[Records contained in a dataset]

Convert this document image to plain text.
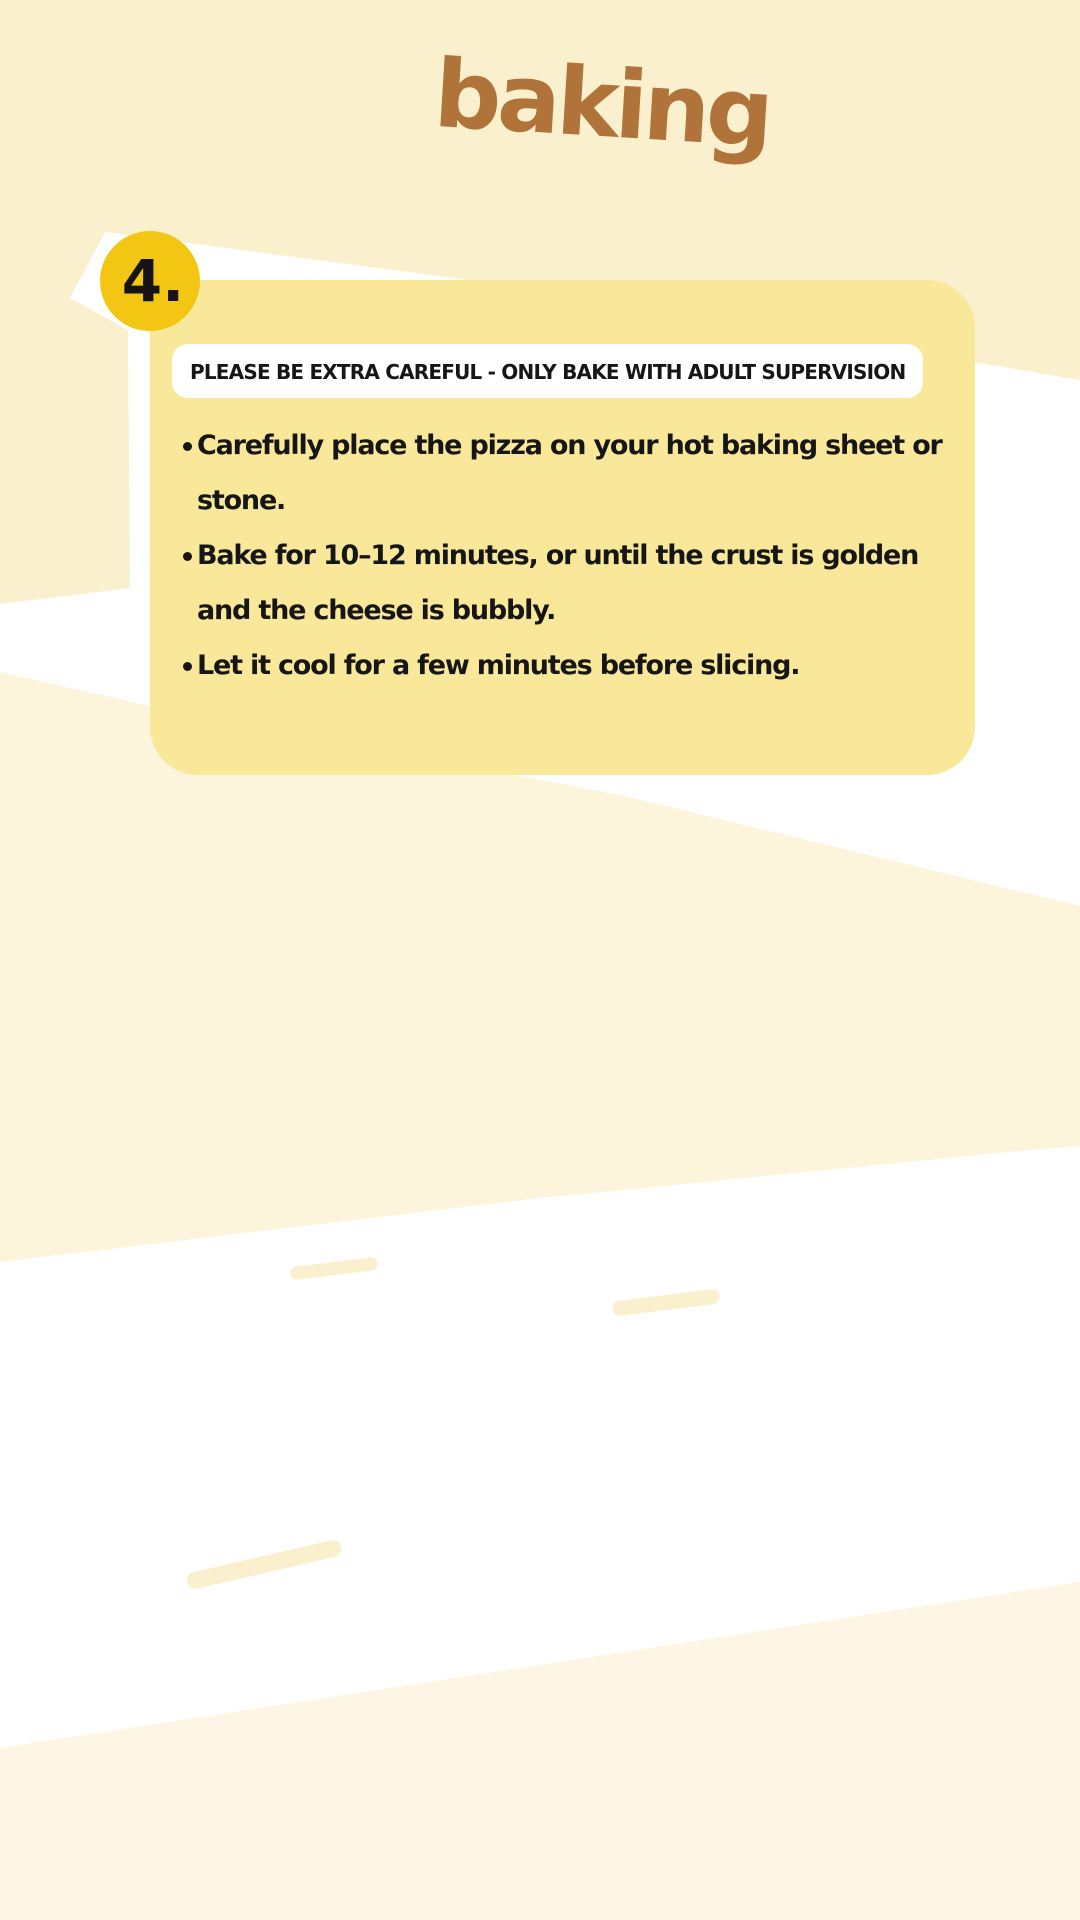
baking
PLEASE BE EXTRA CAREFUL - ONLY BAKE WITH ADULT SUPERVISION
Carefully place the pizza on your hot baking sheet or stone.
Bake for 10–12 minutes, or until the crust is golden and the cheese is bubbly.
Let it cool for a few minutes before slicing.
4.
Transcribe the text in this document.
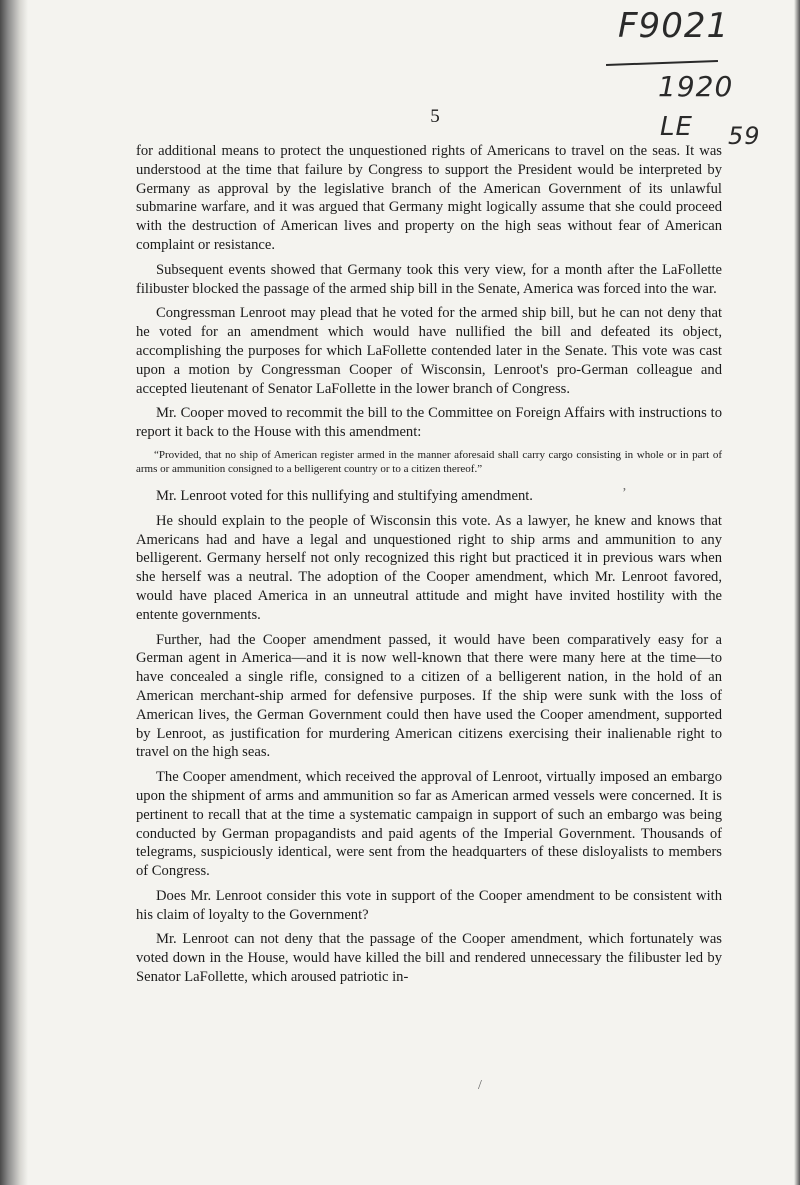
F9021
1920
LE 59
5

for additional means to protect the unquestioned rights of Americans to travel on the seas. It was understood at the time that failure by Congress to support the President would be interpreted by Germany as approval by the legislative branch of the American Government of its unlawful submarine warfare, and it was argued that Germany might logically assume that she could proceed with the destruction of American lives and property on the high seas without fear of American complaint or resistance.

Subsequent events showed that Germany took this very view, for a month after the LaFollette filibuster blocked the passage of the armed ship bill in the Senate, America was forced into the war.

Congressman Lenroot may plead that he voted for the armed ship bill, but he can not deny that he voted for an amendment which would have nullified the bill and defeated its object, accomplishing the purposes for which LaFollette contended later in the Senate. This vote was cast upon a motion by Congressman Cooper of Wisconsin, Lenroot's pro-German colleague and accepted lieutenant of Senator LaFollette in the lower branch of Congress.

Mr. Cooper moved to recommit the bill to the Committee on Foreign Affairs with instructions to report it back to the House with this amendment:

“Provided, that no ship of American register armed in the manner aforesaid shall carry cargo consisting in whole or in part of arms or ammunition consigned to a belligerent country or to a citizen thereof.”

Mr. Lenroot voted for this nullifying and stultifying amendment.

He should explain to the people of Wisconsin this vote. As a lawyer, he knew and knows that Americans had and have a legal and unquestioned right to ship arms and ammunition to any belligerent. Germany herself not only recognized this right but practiced it in previous wars when she herself was a neutral. The adoption of the Cooper amendment, which Mr. Lenroot favored, would have placed America in an unneutral attitude and might have invited hostility with the entente governments.

Further, had the Cooper amendment passed, it would have been comparatively easy for a German agent in America—and it is now well-known that there were many here at the time—to have concealed a single rifle, consigned to a citizen of a belligerent nation, in the hold of an American merchant-ship armed for defensive purposes. If the ship were sunk with the loss of American lives, the German Government could then have used the Cooper amendment, supported by Lenroot, as justification for murdering American citizens exercising their inalienable right to travel on the high seas.

The Cooper amendment, which received the approval of Lenroot, virtually imposed an embargo upon the shipment of arms and ammunition so far as American armed vessels were concerned. It is pertinent to recall that at the time a systematic campaign in support of such an embargo was being conducted by German propagandists and paid agents of the Imperial Government. Thousands of telegrams, suspiciously identical, were sent from the headquarters of these disloyalists to members of Congress.

Does Mr. Lenroot consider this vote in support of the Cooper amendment to be consistent with his claim of loyalty to the Government?

Mr. Lenroot can not deny that the passage of the Cooper amendment, which fortunately was voted down in the House, would have killed the bill and rendered unnecessary the filibuster led by Senator LaFollette, which aroused patriotic in-

’
/
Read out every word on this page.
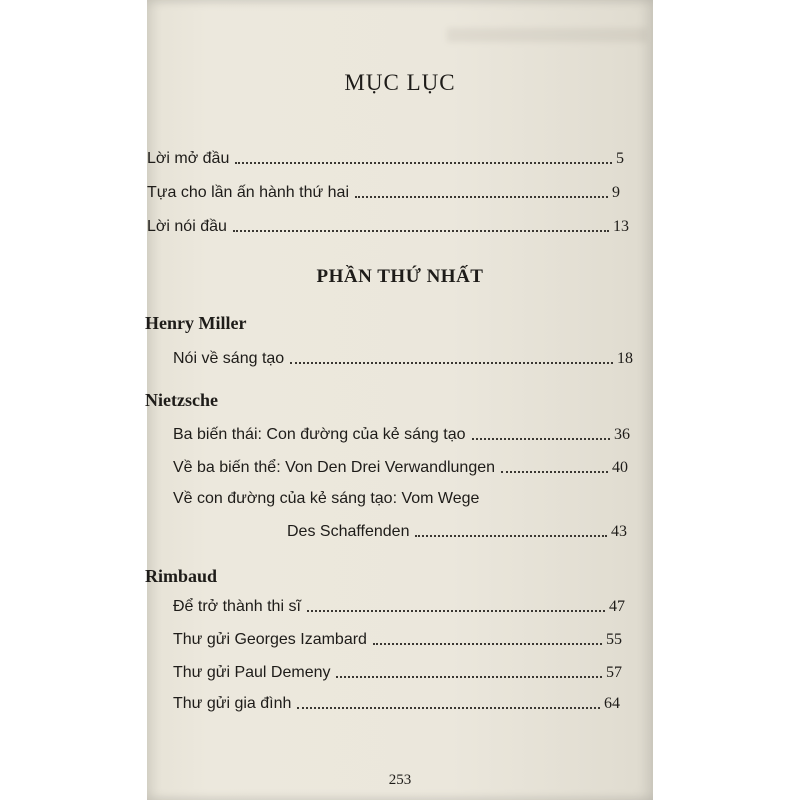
MỤC LỤC
Lời mở đầu	5
Tựa cho lần ấn hành thứ hai	9
Lời nói đầu	13
PHẦN THỨ NHẤT
Henry Miller
Nói về sáng tạo	18
Nietzsche
Ba biến thái: Con đường của kẻ sáng tạo	36
Về ba biến thể: Von Den Drei Verwandlungen	40
Về con đường của kẻ sáng tạo: Vom Wege
Des Schaffenden	43
Rimbaud
Để trở thành thi sĩ	47
Thư gửi Georges Izambard	55
Thư gửi Paul Demeny	57
Thư gửi gia đình	64
253
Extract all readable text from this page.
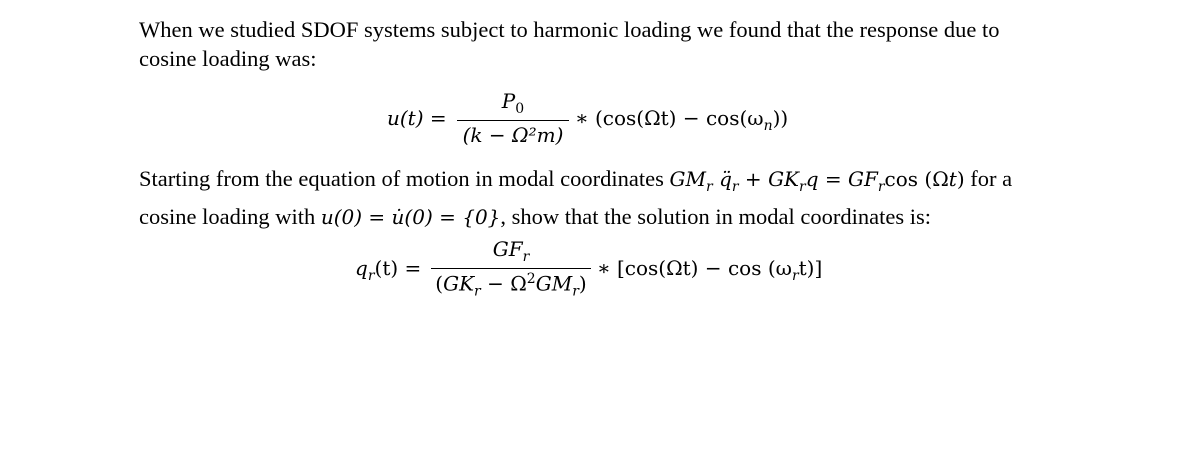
When we studied SDOF systems subject to harmonic loading we found that the response due to
cosine loading was:

u(t) =
$P_0$
(k − Ω²m)
∗ $(\cos(\Omega t) - \cos(\omega_n))$

Starting from the equation of motion in modal coordinates $GM_r$ $q̈_r + GK_rq = GF_r\cos$ (Ωt) for a
cosine loading with u(0) = u̇(0) = {0}, show that the solution in modal coordinates is:

$q_r(t)$ =
$GF_r$
$(GK_r - \Omega^2GM_r)$
∗ $[\cos(\Omega t) - \cos (\omega_rt)]$
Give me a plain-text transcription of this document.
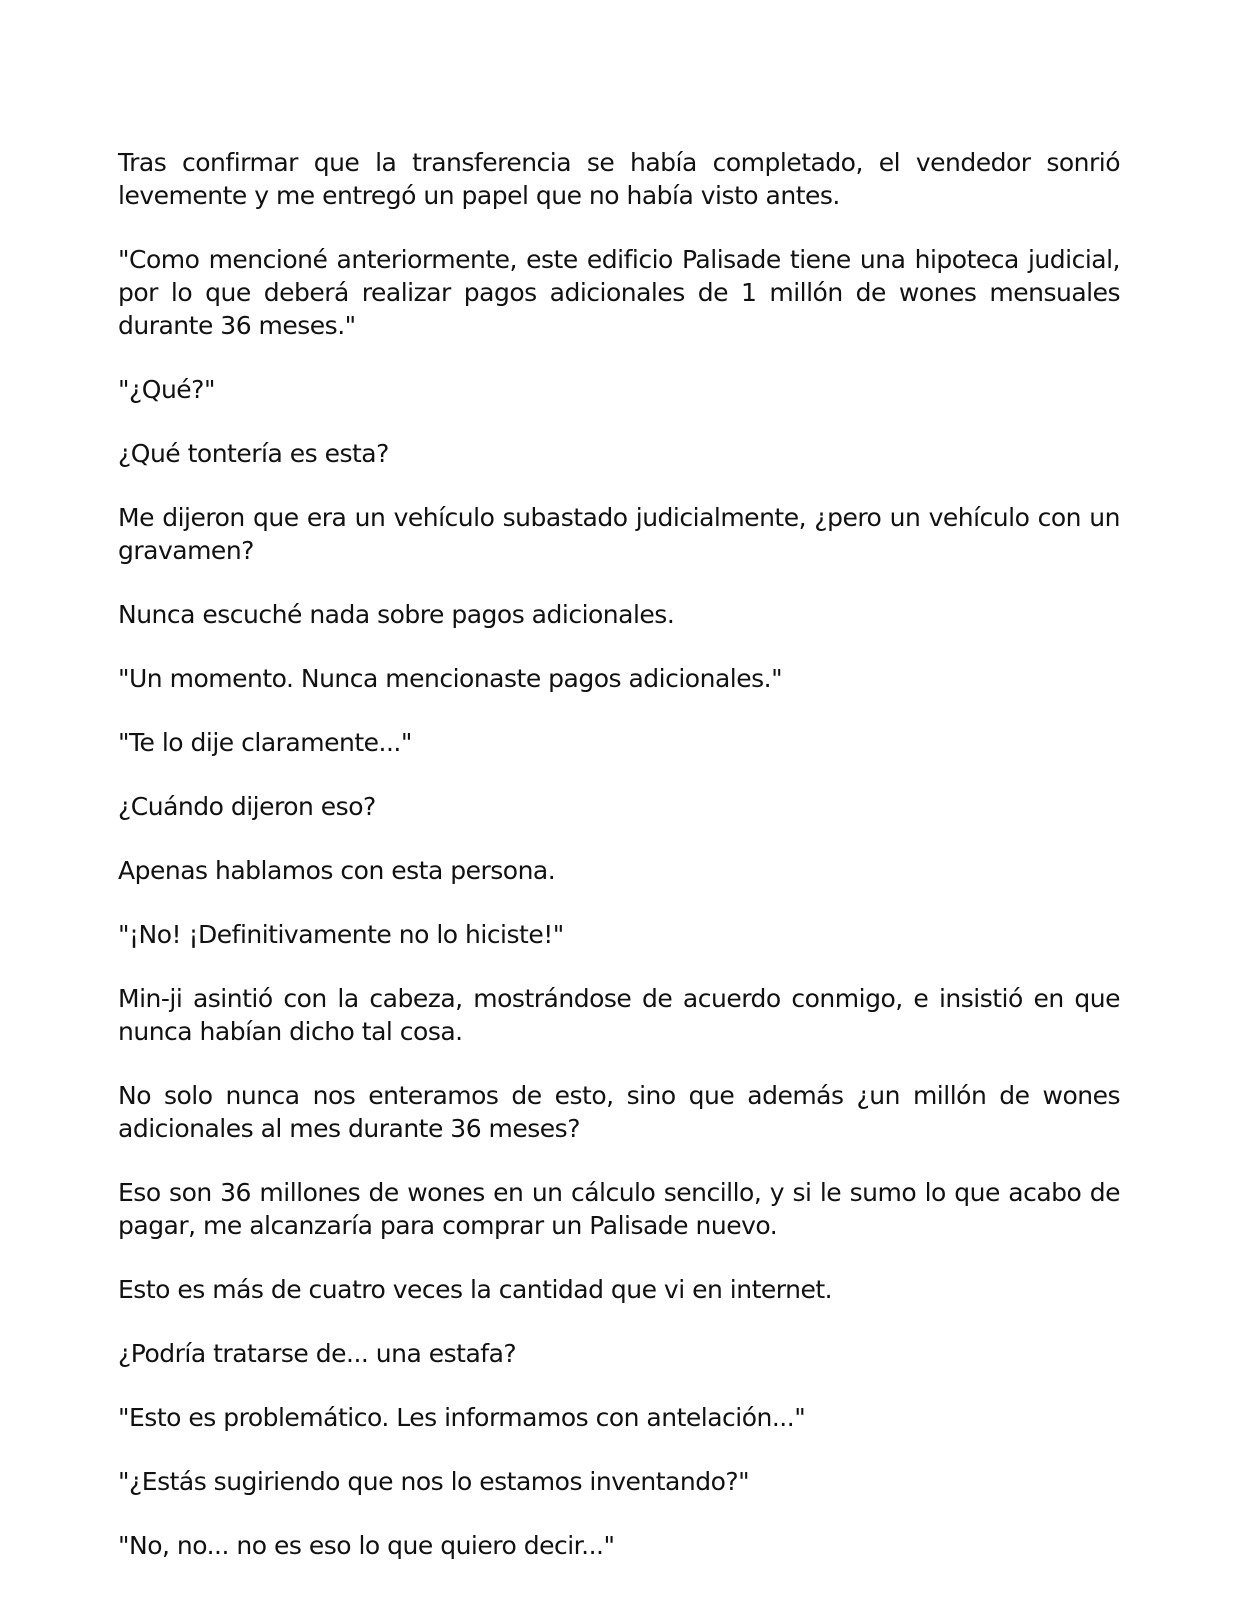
Tras confirmar que la transferencia se había completado, el vendedor sonrió levemente y me entregó un papel que no había visto antes.

"Como mencioné anteriormente, este edificio Palisade tiene una hipoteca judicial, por lo que deberá realizar pagos adicionales de 1 millón de wones mensuales durante 36 meses."

"¿Qué?"

¿Qué tontería es esta?

Me dijeron que era un vehículo subastado judicialmente, ¿pero un vehículo con un gravamen?

Nunca escuché nada sobre pagos adicionales.

"Un momento. Nunca mencionaste pagos adicionales."

"Te lo dije claramente..."

¿Cuándo dijeron eso?

Apenas hablamos con esta persona.

"¡No! ¡Definitivamente no lo hiciste!"

Min-ji asintió con la cabeza, mostrándose de acuerdo conmigo, e insistió en que nunca habían dicho tal cosa.

No solo nunca nos enteramos de esto, sino que además ¿un millón de wones adicionales al mes durante 36 meses?

Eso son 36 millones de wones en un cálculo sencillo, y si le sumo lo que acabo de pagar, me alcanzaría para comprar un Palisade nuevo.

Esto es más de cuatro veces la cantidad que vi en internet.

¿Podría tratarse de... una estafa?

"Esto es problemático. Les informamos con antelación..."

"¿Estás sugiriendo que nos lo estamos inventando?"

"No, no... no es eso lo que quiero decir..."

→ **Task instructions**
Each line of the data should be quoted exactly, with pictures left out.

→ **Answer to the problem**
Convert this document image to plain text.
baking
PLEASE BE EXTRA CAREFUL - ONLY BAKE WITH ADULT SUPERVISION
Carefully place the pizza on your hot baking sheet or stone.
Bake for 10–12 minutes, or until the crust is golden and the cheese is bubbly.
Let it cool for a few minutes before slicing.
4.
Transcribe the text in this document.
F9021
1920
LE 59
5

for additional means to protect the unquestioned rights of Americans to travel on the seas. It was understood at the time that failure by Congress to support the President would be interpreted by Germany as approval by the legislative branch of the American Government of its unlawful submarine warfare, and it was argued that Germany might logically assume that she could proceed with the destruction of American lives and property on the high seas without fear of American complaint or resistance.

Subsequent events showed that Germany took this very view, for a month after the LaFollette filibuster blocked the passage of the armed ship bill in the Senate, America was forced into the war.

Congressman Lenroot may plead that he voted for the armed ship bill, but he can not deny that he voted for an amendment which would have nullified the bill and defeated its object, accomplishing the purposes for which LaFollette contended later in the Senate. This vote was cast upon a motion by Congressman Cooper of Wisconsin, Lenroot's pro-German colleague and accepted lieutenant of Senator LaFollette in the lower branch of Congress.

Mr. Cooper moved to recommit the bill to the Committee on Foreign Affairs with instructions to report it back to the House with this amendment:

“Provided, that no ship of American register armed in the manner aforesaid shall carry cargo consisting in whole or in part of arms or ammunition consigned to a belligerent country or to a citizen thereof.”

Mr. Lenroot voted for this nullifying and stultifying amendment.

He should explain to the people of Wisconsin this vote. As a lawyer, he knew and knows that Americans had and have a legal and unquestioned right to ship arms and ammunition to any belligerent. Germany herself not only recognized this right but practiced it in previous wars when she herself was a neutral. The adoption of the Cooper amendment, which Mr. Lenroot favored, would have placed America in an unneutral attitude and might have invited hostility with the entente governments.

Further, had the Cooper amendment passed, it would have been comparatively easy for a German agent in America—and it is now well-known that there were many here at the time—to have concealed a single rifle, consigned to a citizen of a belligerent nation, in the hold of an American merchant-ship armed for defensive purposes. If the ship were sunk with the loss of American lives, the German Government could then have used the Cooper amendment, supported by Lenroot, as justification for murdering American citizens exercising their inalienable right to travel on the high seas.

The Cooper amendment, which received the approval of Lenroot, virtually imposed an embargo upon the shipment of arms and ammunition so far as American armed vessels were concerned. It is pertinent to recall that at the time a systematic campaign in support of such an embargo was being conducted by German propagandists and paid agents of the Imperial Government. Thousands of telegrams, suspiciously identical, were sent from the headquarters of these disloyalists to members of Congress.

Does Mr. Lenroot consider this vote in support of the Cooper amendment to be consistent with his claim of loyalty to the Government?

Mr. Lenroot can not deny that the passage of the Cooper amendment, which fortunately was voted down in the House, would have killed the bill and rendered unnecessary the filibuster led by Senator LaFollette, which aroused patriotic in-

’
/
Read out every word on this page.
MỤC LỤC
Lời mở đầu	5
Tựa cho lần ấn hành thứ hai	9
Lời nói đầu	13
PHẦN THỨ NHẤT
Henry Miller
Nói về sáng tạo	18
Nietzsche
Ba biến thái: Con đường của kẻ sáng tạo	36
Về ba biến thể: Von Den Drei Verwandlungen	40
Về con đường của kẻ sáng tạo: Vom Wege
Des Schaffenden	43
Rimbaud
Để trở thành thi sĩ	47
Thư gửi Georges Izambard	55
Thư gửi Paul Demeny	57
Thư gửi gia đình	64
253
Extract all readable text from this page.
When we studied SDOF systems subject to harmonic loading we found that the response due to
cosine loading was:

u(t) =
$P_0$
(k − Ω²m)
∗ $(\cos(\Omega t) - \cos(\omega_n))$

Starting from the equation of motion in modal coordinates $GM_r$ $q̈_r + GK_rq = GF_r\cos$ (Ωt) for a
cosine loading with u(0) = u̇(0) = {0}, show that the solution in modal coordinates is:

$q_r(t)$ =
$GF_r$
$(GK_r - \Omega^2GM_r)$
∗ $[\cos(\Omega t) - \cos (\omega_rt)]$
Give me a plain-text transcription of this document.
Tras confirmar que la transferencia se había completado, el vendedor sonrió levemente y me entregó un papel que no había visto antes.

"Como mencioné anteriormente, este edificio Palisade tiene una hipoteca judicial, por lo que deberá realizar pagos adicionales de 1 millón de wones mensuales durante 36 meses."

"¿Qué?"

¿Qué tontería es esta?

Me dijeron que era un vehículo subastado judicialmente, ¿pero un vehículo con un gravamen?

Nunca escuché nada sobre pagos adicionales.

"Un momento. Nunca mencionaste pagos adicionales."

"Te lo dije claramente..."

¿Cuándo dijeron eso?

Apenas hablamos con esta persona.

"¡No! ¡Definitivamente no lo hiciste!"

Min-ji asintió con la cabeza, mostrándose de acuerdo conmigo, e insistió en que nunca habían dicho tal cosa.

No solo nunca nos enteramos de esto, sino que además ¿un millón de wones adicionales al mes durante 36 meses?

Eso son 36 millones de wones en un cálculo sencillo, y si le sumo lo que acabo de pagar, me alcanzaría para comprar un Palisade nuevo.

Esto es más de cuatro veces la cantidad que vi en internet.

¿Podría tratarse de... una estafa?

"Esto es problemático. Les informamos con antelación..."

"¿Estás sugiriendo que nos lo estamos inventando?"

"No, no... no es eso lo que quiero decir..."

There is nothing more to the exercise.